● **Problem to work on**: Copy every line of the records below where the word "icon" occurs.

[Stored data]
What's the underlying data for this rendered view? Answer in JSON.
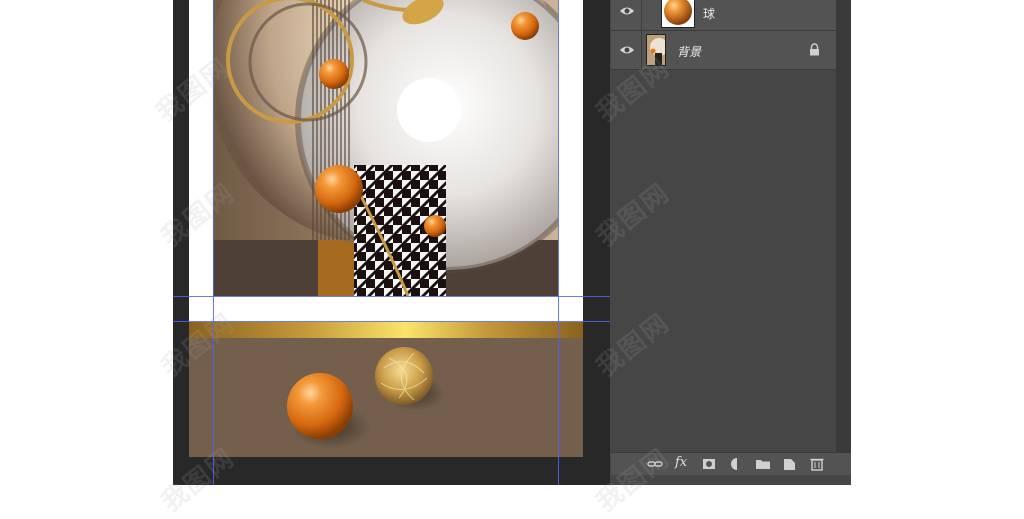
{
  "layers_panel": {
    "layers": [
      {
        "name": "球",
        "visible": true,
        "locked": false,
        "thumbnail": "orange-sphere"
      },
      {
        "name": "背景",
        "visible": true,
        "locked": true,
        "thumbnail": "background-art"
      }
    ],
    "footer_buttons": [
      "link-layers-icon",
      "fx-icon",
      "add-mask-icon",
      "adjustment-layer-icon",
      "new-group-icon",
      "new-layer-icon",
      "delete-layer-icon"
    ],
    "fx_label": "fx"
  },
  "watermark_text": "我图网",
  "colors": {
    "workspace": "#282828",
    "panel": "#464646",
    "layer_row": "#535353",
    "guide": "#4f63ff",
    "brown_panel": "#735f4c",
    "orange_sphere": "#e07a1c",
    "gold": "#fbe46a"
  }
}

● **Full output**:
      "link-layers-icon",
      "fx-icon",
      "add-mask-icon",
      "adjustment-layer-icon",
      "new-group-icon",
      "new-layer-icon",
      "delete-layer-icon"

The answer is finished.